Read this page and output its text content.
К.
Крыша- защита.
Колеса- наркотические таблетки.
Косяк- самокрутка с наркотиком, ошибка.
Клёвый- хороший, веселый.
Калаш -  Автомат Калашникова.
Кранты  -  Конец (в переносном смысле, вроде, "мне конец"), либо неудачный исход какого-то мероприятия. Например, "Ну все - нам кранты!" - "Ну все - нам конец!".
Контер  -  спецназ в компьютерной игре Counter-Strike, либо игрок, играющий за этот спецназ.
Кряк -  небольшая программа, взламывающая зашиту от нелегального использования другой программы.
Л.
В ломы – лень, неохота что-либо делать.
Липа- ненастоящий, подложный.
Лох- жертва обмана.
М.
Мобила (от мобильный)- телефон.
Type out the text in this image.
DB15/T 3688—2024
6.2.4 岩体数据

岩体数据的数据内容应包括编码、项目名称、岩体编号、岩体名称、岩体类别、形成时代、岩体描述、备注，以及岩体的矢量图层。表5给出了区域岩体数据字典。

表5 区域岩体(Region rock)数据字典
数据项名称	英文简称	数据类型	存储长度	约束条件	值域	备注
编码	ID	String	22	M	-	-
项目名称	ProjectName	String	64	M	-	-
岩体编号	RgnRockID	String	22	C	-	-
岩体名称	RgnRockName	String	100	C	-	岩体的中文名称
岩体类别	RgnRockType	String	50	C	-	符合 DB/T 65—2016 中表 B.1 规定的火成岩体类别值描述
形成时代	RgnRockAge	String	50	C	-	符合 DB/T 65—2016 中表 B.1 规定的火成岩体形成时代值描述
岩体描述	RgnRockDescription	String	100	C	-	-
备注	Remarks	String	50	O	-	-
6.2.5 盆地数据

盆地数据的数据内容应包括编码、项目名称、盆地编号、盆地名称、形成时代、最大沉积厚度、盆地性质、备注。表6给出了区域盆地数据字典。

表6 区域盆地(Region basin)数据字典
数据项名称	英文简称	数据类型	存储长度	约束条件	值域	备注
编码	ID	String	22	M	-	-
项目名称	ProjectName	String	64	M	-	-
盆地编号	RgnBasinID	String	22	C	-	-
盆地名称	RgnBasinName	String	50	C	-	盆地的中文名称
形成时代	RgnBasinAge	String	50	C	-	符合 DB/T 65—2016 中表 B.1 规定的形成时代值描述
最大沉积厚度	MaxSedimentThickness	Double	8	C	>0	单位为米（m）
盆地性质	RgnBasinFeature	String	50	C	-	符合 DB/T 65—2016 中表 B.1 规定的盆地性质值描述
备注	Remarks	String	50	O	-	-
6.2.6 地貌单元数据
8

☆ ☆ ☆ ☆ ☆ ☆ ☆

Description of the task: Write only the number of lines in the data above that include "岩体编号".

Finished answer: 2